THE PROBLEM: Set down the whole listing verbatim.

(Some records)
-- BEGIN --

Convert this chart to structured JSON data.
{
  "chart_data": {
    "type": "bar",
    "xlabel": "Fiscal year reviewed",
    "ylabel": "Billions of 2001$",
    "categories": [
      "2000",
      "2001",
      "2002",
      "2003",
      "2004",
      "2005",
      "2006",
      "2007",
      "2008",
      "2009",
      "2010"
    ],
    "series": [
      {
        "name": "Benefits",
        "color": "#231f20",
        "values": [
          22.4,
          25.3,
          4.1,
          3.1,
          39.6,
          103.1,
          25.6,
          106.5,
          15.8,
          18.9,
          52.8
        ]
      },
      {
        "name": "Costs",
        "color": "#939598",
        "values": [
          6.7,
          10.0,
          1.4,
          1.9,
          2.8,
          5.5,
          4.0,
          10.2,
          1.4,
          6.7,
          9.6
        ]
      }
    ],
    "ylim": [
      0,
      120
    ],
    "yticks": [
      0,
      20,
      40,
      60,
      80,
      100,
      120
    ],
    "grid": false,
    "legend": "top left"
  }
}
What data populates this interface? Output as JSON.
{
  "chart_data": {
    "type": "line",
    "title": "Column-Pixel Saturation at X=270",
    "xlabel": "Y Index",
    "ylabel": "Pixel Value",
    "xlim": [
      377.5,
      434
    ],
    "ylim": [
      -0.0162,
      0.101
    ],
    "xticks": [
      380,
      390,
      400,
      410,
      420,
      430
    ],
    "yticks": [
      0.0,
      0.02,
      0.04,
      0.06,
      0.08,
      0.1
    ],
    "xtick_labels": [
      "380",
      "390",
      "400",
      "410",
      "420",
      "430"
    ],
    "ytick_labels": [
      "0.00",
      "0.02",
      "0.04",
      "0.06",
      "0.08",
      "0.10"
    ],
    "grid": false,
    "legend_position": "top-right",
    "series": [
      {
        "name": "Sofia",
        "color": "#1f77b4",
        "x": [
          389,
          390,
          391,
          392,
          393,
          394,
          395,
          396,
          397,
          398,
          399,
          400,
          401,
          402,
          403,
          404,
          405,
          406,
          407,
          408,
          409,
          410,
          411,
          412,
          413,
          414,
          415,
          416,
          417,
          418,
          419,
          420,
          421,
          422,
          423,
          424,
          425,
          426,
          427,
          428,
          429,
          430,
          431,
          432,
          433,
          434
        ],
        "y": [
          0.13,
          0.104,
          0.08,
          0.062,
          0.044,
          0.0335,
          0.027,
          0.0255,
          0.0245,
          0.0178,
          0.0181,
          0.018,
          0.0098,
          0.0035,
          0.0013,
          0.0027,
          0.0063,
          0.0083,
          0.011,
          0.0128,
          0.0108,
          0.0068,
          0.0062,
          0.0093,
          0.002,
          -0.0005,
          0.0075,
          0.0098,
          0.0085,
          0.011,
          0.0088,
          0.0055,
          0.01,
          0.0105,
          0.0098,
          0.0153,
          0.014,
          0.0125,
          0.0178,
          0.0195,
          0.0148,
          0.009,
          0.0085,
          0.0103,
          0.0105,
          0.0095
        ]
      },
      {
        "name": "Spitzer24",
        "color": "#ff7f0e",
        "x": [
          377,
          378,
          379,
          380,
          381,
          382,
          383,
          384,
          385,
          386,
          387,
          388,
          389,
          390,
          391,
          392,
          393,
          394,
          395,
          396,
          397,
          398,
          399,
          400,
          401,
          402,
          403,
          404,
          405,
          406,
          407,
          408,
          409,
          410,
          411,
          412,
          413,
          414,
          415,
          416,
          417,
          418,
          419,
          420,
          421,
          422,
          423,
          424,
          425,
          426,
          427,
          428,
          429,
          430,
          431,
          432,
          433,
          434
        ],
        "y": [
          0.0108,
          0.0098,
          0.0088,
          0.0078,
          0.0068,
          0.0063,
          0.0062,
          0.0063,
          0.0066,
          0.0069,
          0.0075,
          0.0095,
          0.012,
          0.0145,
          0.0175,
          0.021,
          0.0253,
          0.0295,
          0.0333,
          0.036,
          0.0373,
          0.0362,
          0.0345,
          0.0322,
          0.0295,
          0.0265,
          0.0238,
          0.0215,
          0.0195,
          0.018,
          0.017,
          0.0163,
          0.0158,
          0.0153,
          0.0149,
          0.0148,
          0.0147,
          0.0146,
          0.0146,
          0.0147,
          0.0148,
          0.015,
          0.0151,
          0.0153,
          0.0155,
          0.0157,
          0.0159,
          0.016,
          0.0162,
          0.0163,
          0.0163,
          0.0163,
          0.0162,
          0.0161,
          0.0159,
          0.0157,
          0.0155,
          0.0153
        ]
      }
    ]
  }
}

-- END --

EXPECTED ANSWER:
Convert this chart to structured JSON data.
{
  "chart_data": {
    "type": "bar",
    "xlabel": "Fiscal year reviewed",
    "ylabel": "Billions of 2001$",
    "categories": [
      "2000",
      "2001",
      "2002",
      "2003",
      "2004",
      "2005",
      "2006",
      "2007",
      "2008",
      "2009",
      "2010"
    ],
    "series": [
      {
        "name": "Benefits",
        "color": "#231f20",
        "values": [
          22.4,
          25.3,
          4.1,
          3.1,
          39.6,
          103.1,
          25.6,
          106.5,
          15.8,
          18.9,
          52.8
        ]
      },
      {
        "name": "Costs",
        "color": "#939598",
        "values": [
          6.7,
          10.0,
          1.4,
          1.9,
          2.8,
          5.5,
          4.0,
          10.2,
          1.4,
          6.7,
          9.6
        ]
      }
    ],
    "ylim": [
      0,
      120
    ],
    "yticks": [
      0,
      20,
      40,
      60,
      80,
      100,
      120
    ],
    "grid": false,
    "legend": "top left"
  }
}
What data populates this interface? Output as JSON.
{
  "chart_data": {
    "type": "line",
    "title": "Column-Pixel Saturation at X=270",
    "xlabel": "Y Index",
    "ylabel": "Pixel Value",
    "xlim": [
      377.5,
      434
    ],
    "ylim": [
      -0.0162,
      0.101
    ],
    "xticks": [
      380,
      390,
      400,
      410,
      420,
      430
    ],
    "yticks": [
      0.0,
      0.02,
      0.04,
      0.06,
      0.08,
      0.1
    ],
    "xtick_labels": [
      "380",
      "390",
      "400",
      "410",
      "420",
      "430"
    ],
    "ytick_labels": [
      "0.00",
      "0.02",
      "0.04",
      "0.06",
      "0.08",
      "0.10"
    ],
    "grid": false,
    "legend_position": "top-right",
    "series": [
      {
        "name": "Sofia",
        "color": "#1f77b4",
        "x": [
          389,
          390,
          391,
          392,
          393,
          394,
          395,
          396,
          397,
          398,
          399,
          400,
          401,
          402,
          403,
          404,
          405,
          406,
          407,
          408,
          409,
          410,
          411,
          412,
          413,
          414,
          415,
          416,
          417,
          418,
          419,
          420,
          421,
          422,
          423,
          424,
          425,
          426,
          427,
          428,
          429,
          430,
          431,
          432,
          433,
          434
        ],
        "y": [
          0.13,
          0.104,
          0.08,
          0.062,
          0.044,
          0.0335,
          0.027,
          0.0255,
          0.0245,
          0.0178,
          0.0181,
          0.018,
          0.0098,
          0.0035,
          0.0013,
          0.0027,
          0.0063,
          0.0083,
          0.011,
          0.0128,
          0.0108,
          0.0068,
          0.0062,
          0.0093,
          0.002,
          -0.0005,
          0.0075,
          0.0098,
          0.0085,
          0.011,
          0.0088,
          0.0055,
          0.01,
          0.0105,
          0.0098,
          0.0153,
          0.014,
          0.0125,
          0.0178,
          0.0195,
          0.0148,
          0.009,
          0.0085,
          0.0103,
          0.0105,
          0.0095
        ]
      },
      {
        "name": "Spitzer24",
        "color": "#ff7f0e",
        "x": [
          377,
          378,
          379,
          380,
          381,
          382,
          383,
          384,
          385,
          386,
          387,
          388,
          389,
          390,
          391,
          392,
          393,
          394,
          395,
          396,
          397,
          398,
          399,
          400,
          401,
          402,
          403,
          404,
          405,
          406,
          407,
          408,
          409,
          410,
          411,
          412,
          413,
          414,
          415,
          416,
          417,
          418,
          419,
          420,
          421,
          422,
          423,
          424,
          425,
          426,
          427,
          428,
          429,
          430,
          431,
          432,
          433,
          434
        ],
        "y": [
          0.0108,
          0.0098,
          0.0088,
          0.0078,
          0.0068,
          0.0063,
          0.0062,
          0.0063,
          0.0066,
          0.0069,
          0.0075,
          0.0095,
          0.012,
          0.0145,
          0.0175,
          0.021,
          0.0253,
          0.0295,
          0.0333,
          0.036,
          0.0373,
          0.0362,
          0.0345,
          0.0322,
          0.0295,
          0.0265,
          0.0238,
          0.0215,
          0.0195,
          0.018,
          0.017,
          0.0163,
          0.0158,
          0.0153,
          0.0149,
          0.0148,
          0.0147,
          0.0146,
          0.0146,
          0.0147,
          0.0148,
          0.015,
          0.0151,
          0.0153,
          0.0155,
          0.0157,
          0.0159,
          0.016,
          0.0162,
          0.0163,
          0.0163,
          0.0163,
          0.0162,
          0.0161,
          0.0159,
          0.0157,
          0.0155,
          0.0153
        ]
      }
    ]
  }
}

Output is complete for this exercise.